--- Stored records ---
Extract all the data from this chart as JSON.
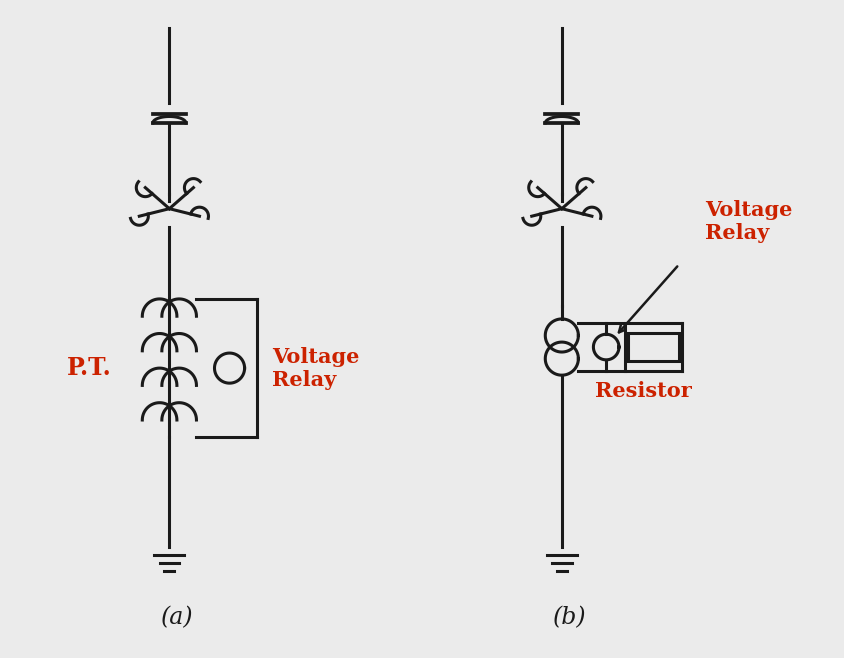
{
  "bg_color": "#ebebeb",
  "line_color": "#1a1a1a",
  "text_color_red": "#cc2200",
  "label_a": "(a)",
  "label_b": "(b)",
  "pt_label": "P.T.",
  "voltage_relay_label": "Voltage\nRelay",
  "resistor_label": "Resistor"
}
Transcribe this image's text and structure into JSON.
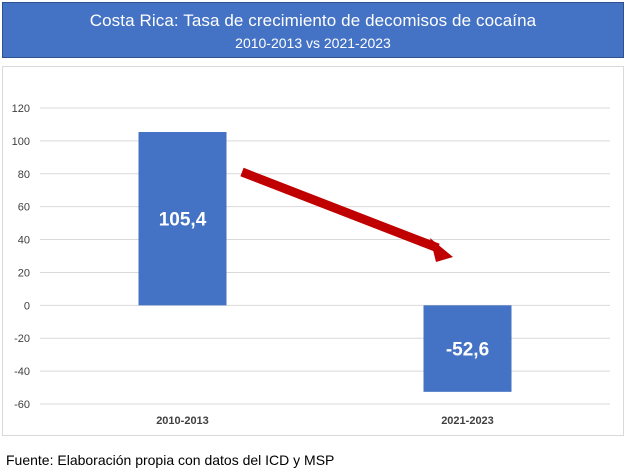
{
  "title": "Costa Rica: Tasa de crecimiento de decomisos de cocaína",
  "subtitle": "2010-2013 vs 2021-2023",
  "source_note": "Fuente: Elaboración propia con datos del ICD y MSP",
  "colors": {
    "header": "#4472c4",
    "bar": "#4472c4",
    "arrow": "#c00000",
    "grid": "#d9d9d9"
  },
  "chart_data": {
    "type": "bar",
    "categories": [
      "2010-2013",
      "2021-2023"
    ],
    "values": [
      105.4,
      -52.6
    ],
    "data_labels": [
      "105,4",
      "-52,6"
    ],
    "ylim": [
      -60,
      120
    ],
    "yticks": [
      120,
      100,
      80,
      60,
      40,
      20,
      0,
      -20,
      -40,
      -60
    ],
    "grid": true,
    "legend": "none",
    "annotation": "red arrow pointing downward from first bar toward second bar"
  }
}
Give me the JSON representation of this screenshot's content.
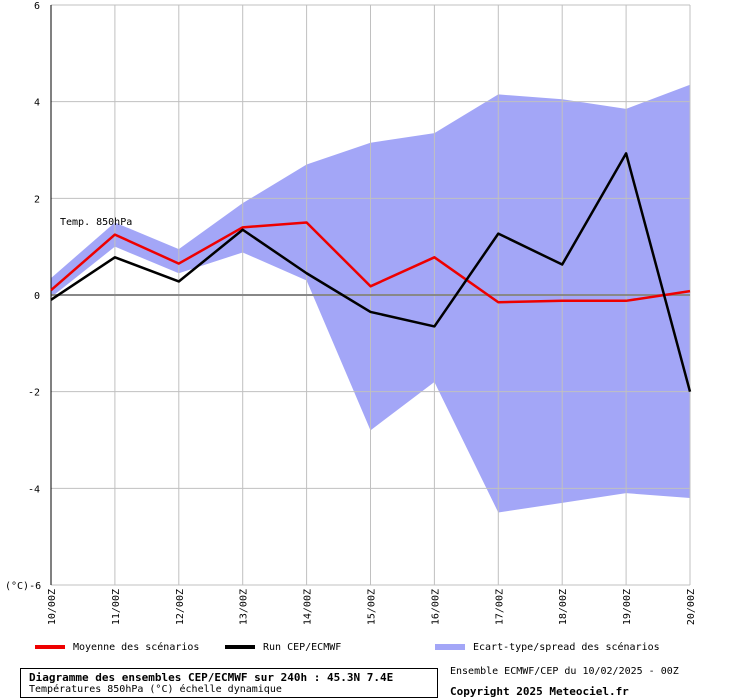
{
  "chart_data": {
    "type": "line",
    "categories": [
      "10/00Z",
      "11/00Z",
      "12/00Z",
      "13/00Z",
      "14/00Z",
      "15/00Z",
      "16/00Z",
      "17/00Z",
      "18/00Z",
      "19/00Z",
      "20/00Z"
    ],
    "ylim": [
      -6,
      6
    ],
    "yticks": [
      -6,
      -4,
      -2,
      0,
      2,
      4,
      6
    ],
    "yunit": "(°C)",
    "grid": true,
    "annotation": "Temp. 850hPa",
    "series": [
      {
        "name": "Moyenne des scénarios",
        "color": "#ee0000",
        "values": [
          0.1,
          1.25,
          0.65,
          1.4,
          1.5,
          0.18,
          0.78,
          -0.15,
          -0.12,
          -0.12,
          0.08
        ]
      },
      {
        "name": "Run CEP/ECMWF",
        "color": "#000000",
        "values": [
          -0.1,
          0.78,
          0.28,
          1.35,
          0.45,
          -0.35,
          -0.65,
          1.27,
          0.63,
          2.93,
          -2.0
        ]
      }
    ],
    "band": {
      "name": "Ecart-type/spread des scénarios",
      "color": "#a3a6f7",
      "upper": [
        0.35,
        1.5,
        0.95,
        1.9,
        2.7,
        3.15,
        3.35,
        4.15,
        4.05,
        3.85,
        4.35
      ],
      "lower": [
        -0.05,
        1.0,
        0.45,
        0.88,
        0.3,
        -2.8,
        -1.8,
        -4.5,
        -4.3,
        -4.1,
        -4.2
      ]
    }
  },
  "legend": {
    "mean": "Moyenne des scénarios",
    "run": "Run CEP/ECMWF",
    "spread": "Ecart-type/spread des scénarios"
  },
  "footer": {
    "title": "Diagramme des ensembles CEP/ECMWF sur 240h : 45.3N 7.4E",
    "subtitle": "Températures 850hPa (°C) échelle dynamique",
    "ensemble": "Ensemble ECMWF/CEP du 10/02/2025 - 00Z",
    "copyright": "Copyright 2025 Meteociel.fr"
  },
  "colors": {
    "mean": "#ee0000",
    "run": "#000000",
    "spread": "#a3a6f7",
    "grid": "#c0c0c0"
  }
}
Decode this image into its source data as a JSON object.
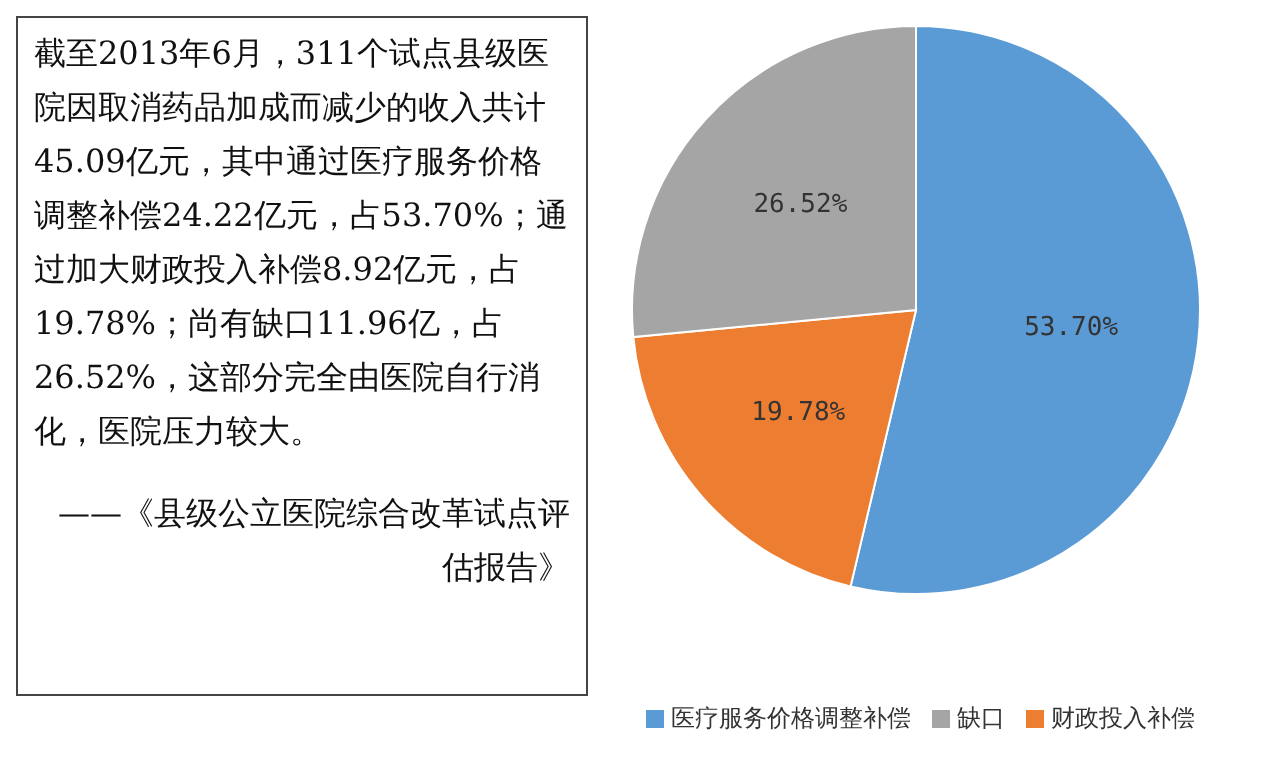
{
  "chart_data": {
    "type": "pie",
    "categories": [
      "医疗服务价格调整补偿",
      "财政投入补偿",
      "缺口"
    ],
    "values": [
      53.7,
      19.78,
      26.52
    ],
    "colors": [
      "#5b9bd5",
      "#ed7d31",
      "#a5a5a5"
    ],
    "value_labels": [
      "53.70%",
      "19.78%",
      "26.52%"
    ],
    "legend": "bottom",
    "annotations": [
      "截至2013年6月，311个试点县级医院因取消药品加成而减少的收入共计45.09亿元，其中通过医疗服务价格调整补偿24.22亿元，占53.70%；通过加大财政投入补偿8.92亿元，占19.78%；尚有缺口11.96亿，占26.52%，这部分完全由医院自行消化，医院压力较大。",
      "——《县级公立医院综合改革试点评估报告》"
    ]
  }
}
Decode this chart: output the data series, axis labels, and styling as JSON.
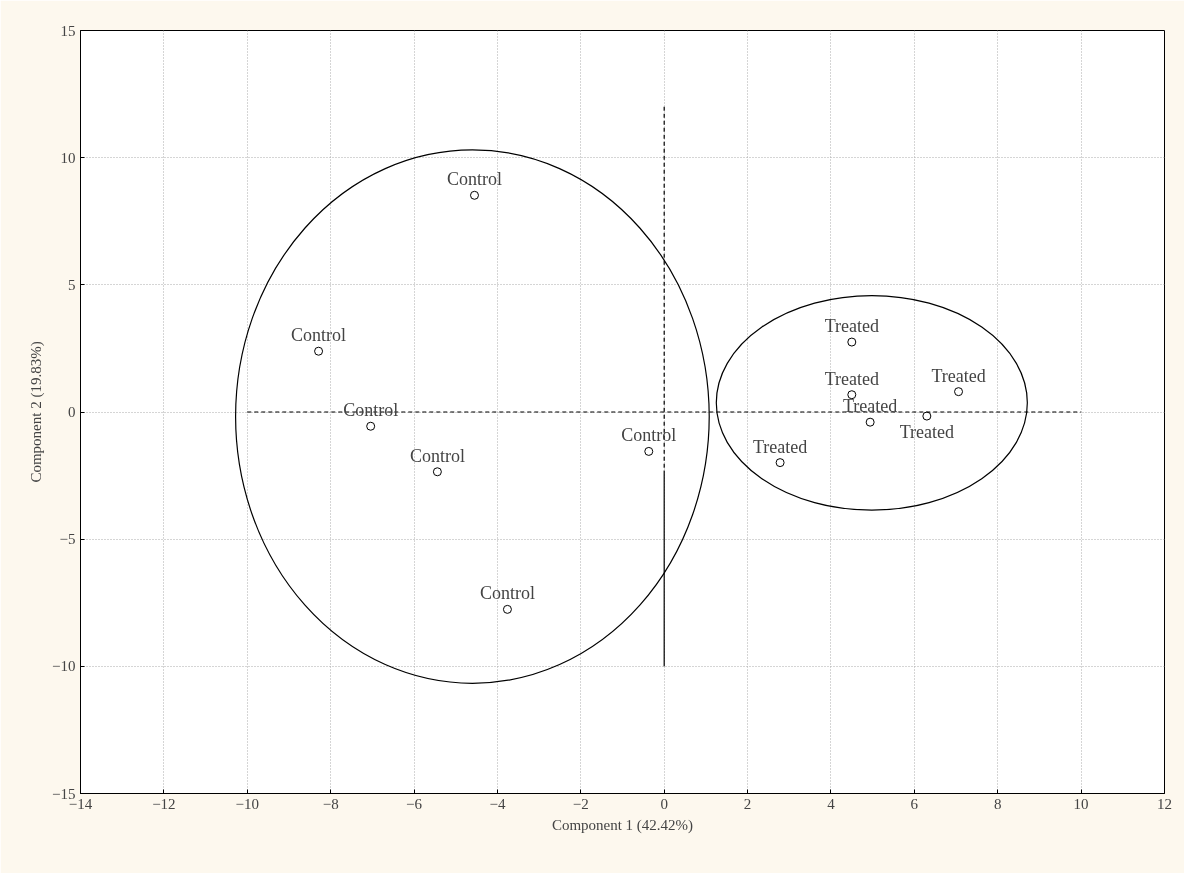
{
  "chart_data": {
    "type": "scatter",
    "xlabel": "Component 1 (42.42%)",
    "ylabel": "Component 2 (19.83%)",
    "xlim": [
      -14,
      12
    ],
    "ylim": [
      -15,
      15
    ],
    "xticks": [
      -14,
      -12,
      -10,
      -8,
      -6,
      -4,
      -2,
      0,
      2,
      4,
      6,
      8,
      10,
      12
    ],
    "yticks": [
      -15,
      -10,
      -5,
      0,
      5,
      10,
      15
    ],
    "grid": true,
    "marker": "circle",
    "series": [
      {
        "color": "#000000",
        "x": [
          -4.55,
          -8.29,
          -7.04,
          -5.44,
          -3.76,
          -0.37,
          4.5,
          4.5,
          7.06,
          4.94,
          6.3,
          2.78
        ],
        "values": [
          8.52,
          2.39,
          -0.56,
          -2.35,
          -7.76,
          -1.55,
          2.75,
          0.68,
          0.8,
          -0.4,
          -0.16,
          -1.99
        ]
      },
      {
        "type": "line",
        "line_style": "dashed",
        "marker": "none",
        "color": "#000000",
        "x": [
          -10,
          10
        ],
        "values": [
          0,
          0
        ]
      },
      {
        "type": "line",
        "line_style": "dashed",
        "marker": "none",
        "color": "#000000",
        "x": [
          0,
          0
        ],
        "values": [
          12,
          -2.3
        ]
      },
      {
        "type": "line",
        "line_style": "solid",
        "marker": "none",
        "color": "#000000",
        "x": [
          0,
          0
        ],
        "values": [
          -2.3,
          -10
        ]
      }
    ],
    "annotations": [
      {
        "text": "Control",
        "x": -4.55,
        "y": 8.52
      },
      {
        "text": "Control",
        "x": -8.29,
        "y": 2.39
      },
      {
        "text": "Control",
        "x": -7.04,
        "y": -0.56
      },
      {
        "text": "Control",
        "x": -5.44,
        "y": -2.35
      },
      {
        "text": "Control",
        "x": -3.76,
        "y": -7.76
      },
      {
        "text": "Control",
        "x": -0.37,
        "y": -1.55
      },
      {
        "text": "Treated",
        "x": 4.5,
        "y": 2.75
      },
      {
        "text": "Treated",
        "x": 4.5,
        "y": 0.68
      },
      {
        "text": "Treated",
        "x": 7.06,
        "y": 0.8
      },
      {
        "text": "Treated",
        "x": 4.94,
        "y": -0.4
      },
      {
        "text": "Treated",
        "x": 6.3,
        "y": -0.16
      },
      {
        "text": "Treated",
        "x": 2.78,
        "y": -1.99
      }
    ]
  }
}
---
__Job__
Return the material word for word. Pictures are not part of the copy.

__Problem solution__
Extract all the data from this chart as JSON.
{
  "bg_color": "#ebebeb",
  "line_color": "#1a1a1a",
  "text_color_red": "#cc2200",
  "label_a": "(a)",
  "label_b": "(b)",
  "pt_label": "P.T.",
  "voltage_relay_label": "Voltage\nRelay",
  "resistor_label": "Resistor"
}
Transcribe this image's text and structure into JSON.
{
  "title": "Costa Rica: Tasa de crecimiento de decomisos de cocaína",
  "subtitle": "2010-2013 vs 2021-2023",
  "source_note": "Fuente: Elaboración propia con datos del ICD y MSP",
  "colors": {
    "header": "#4472c4",
    "bar": "#4472c4",
    "arrow": "#c00000",
    "grid": "#d9d9d9"
  },
  "chart_data": {
    "type": "bar",
    "categories": [
      "2010-2013",
      "2021-2023"
    ],
    "values": [
      105.4,
      -52.6
    ],
    "data_labels": [
      "105,4",
      "-52,6"
    ],
    "ylim": [
      -60,
      120
    ],
    "yticks": [
      120,
      100,
      80,
      60,
      40,
      20,
      0,
      -20,
      -40,
      -60
    ],
    "grid": true,
    "legend": "none",
    "annotation": "red arrow pointing downward from first bar toward second bar"
  }
}
Give me the JSON representation of this screenshot's content.
{
  "chart_data": {
    "type": "line",
    "categories": [
      "10/00Z",
      "11/00Z",
      "12/00Z",
      "13/00Z",
      "14/00Z",
      "15/00Z",
      "16/00Z",
      "17/00Z",
      "18/00Z",
      "19/00Z",
      "20/00Z"
    ],
    "ylim": [
      -6,
      6
    ],
    "yticks": [
      -6,
      -4,
      -2,
      0,
      2,
      4,
      6
    ],
    "yunit": "(°C)",
    "grid": true,
    "annotation": "Temp. 850hPa",
    "series": [
      {
        "name": "Moyenne des scénarios",
        "color": "#ee0000",
        "values": [
          0.1,
          1.25,
          0.65,
          1.4,
          1.5,
          0.18,
          0.78,
          -0.15,
          -0.12,
          -0.12,
          0.08
        ]
      },
      {
        "name": "Run CEP/ECMWF",
        "color": "#000000",
        "values": [
          -0.1,
          0.78,
          0.28,
          1.35,
          0.45,
          -0.35,
          -0.65,
          1.27,
          0.63,
          2.93,
          -2.0
        ]
      }
    ],
    "band": {
      "name": "Ecart-type/spread des scénarios",
      "color": "#a3a6f7",
      "upper": [
        0.35,
        1.5,
        0.95,
        1.9,
        2.7,
        3.15,
        3.35,
        4.15,
        4.05,
        3.85,
        4.35
      ],
      "lower": [
        -0.05,
        1.0,
        0.45,
        0.88,
        0.3,
        -2.8,
        -1.8,
        -4.5,
        -4.3,
        -4.1,
        -4.2
      ]
    }
  },
  "legend": {
    "mean": "Moyenne des scénarios",
    "run": "Run CEP/ECMWF",
    "spread": "Ecart-type/spread des scénarios"
  },
  "footer": {
    "title": "Diagramme des ensembles CEP/ECMWF sur 240h : 45.3N 7.4E",
    "subtitle": "Températures 850hPa (°C) échelle dynamique",
    "ensemble": "Ensemble ECMWF/CEP du 10/02/2025 - 00Z",
    "copyright": "Copyright 2025 Meteociel.fr"
  },
  "colors": {
    "mean": "#ee0000",
    "run": "#000000",
    "spread": "#a3a6f7",
    "grid": "#c0c0c0"
  }
}
Decode this image into its source data as a JSON object.
{
  "chart_data": {
    "type": "pie",
    "categories": [
      "医疗服务价格调整补偿",
      "财政投入补偿",
      "缺口"
    ],
    "values": [
      53.7,
      19.78,
      26.52
    ],
    "colors": [
      "#5b9bd5",
      "#ed7d31",
      "#a5a5a5"
    ],
    "value_labels": [
      "53.70%",
      "19.78%",
      "26.52%"
    ],
    "legend": "bottom",
    "annotations": [
      "截至2013年6月，311个试点县级医院因取消药品加成而减少的收入共计45.09亿元，其中通过医疗服务价格调整补偿24.22亿元，占53.70%；通过加大财政投入补偿8.92亿元，占19.78%；尚有缺口11.96亿，占26.52%，这部分完全由医院自行消化，医院压力较大。",
      "——《县级公立医院综合改革试点评估报告》"
    ]
  }
}
Decode this chart: output the data series, axis labels, and styling as JSON.
{
  "chart_data": {
    "type": "scatter",
    "xlabel": "Component 1 (42.42%)",
    "ylabel": "Component 2 (19.83%)",
    "xlim": [
      -14,
      12
    ],
    "ylim": [
      -15,
      15
    ],
    "xticks": [
      -14,
      -12,
      -10,
      -8,
      -6,
      -4,
      -2,
      0,
      2,
      4,
      6,
      8,
      10,
      12
    ],
    "yticks": [
      -15,
      -10,
      -5,
      0,
      5,
      10,
      15
    ],
    "grid": true,
    "marker": "circle",
    "series": [
      {
        "color": "#000000",
        "x": [
          -4.55,
          -8.29,
          -7.04,
          -5.44,
          -3.76,
          -0.37,
          4.5,
          4.5,
          7.06,
          4.94,
          6.3,
          2.78
        ],
        "values": [
          8.52,
          2.39,
          -0.56,
          -2.35,
          -7.76,
          -1.55,
          2.75,
          0.68,
          0.8,
          -0.4,
          -0.16,
          -1.99
        ]
      },
      {
        "type": "line",
        "line_style": "dashed",
        "marker": "none",
        "color": "#000000",
        "x": [
          -10,
          10
        ],
        "values": [
          0,
          0
        ]
      },
      {
        "type": "line",
        "line_style": "dashed",
        "marker": "none",
        "color": "#000000",
        "x": [
          0,
          0
        ],
        "values": [
          12,
          -2.3
        ]
      },
      {
        "type": "line",
        "line_style": "solid",
        "marker": "none",
        "color": "#000000",
        "x": [
          0,
          0
        ],
        "values": [
          -2.3,
          -10
        ]
      }
    ],
    "annotations": [
      {
        "text": "Control",
        "x": -4.55,
        "y": 8.52
      },
      {
        "text": "Control",
        "x": -8.29,
        "y": 2.39
      },
      {
        "text": "Control",
        "x": -7.04,
        "y": -0.56
      },
      {
        "text": "Control",
        "x": -5.44,
        "y": -2.35
      },
      {
        "text": "Control",
        "x": -3.76,
        "y": -7.76
      },
      {
        "text": "Control",
        "x": -0.37,
        "y": -1.55
      },
      {
        "text": "Treated",
        "x": 4.5,
        "y": 2.75
      },
      {
        "text": "Treated",
        "x": 4.5,
        "y": 0.68
      },
      {
        "text": "Treated",
        "x": 7.06,
        "y": 0.8
      },
      {
        "text": "Treated",
        "x": 4.94,
        "y": -0.4
      },
      {
        "text": "Treated",
        "x": 6.3,
        "y": -0.16
      },
      {
        "text": "Treated",
        "x": 2.78,
        "y": -1.99
      }
    ]
  }
}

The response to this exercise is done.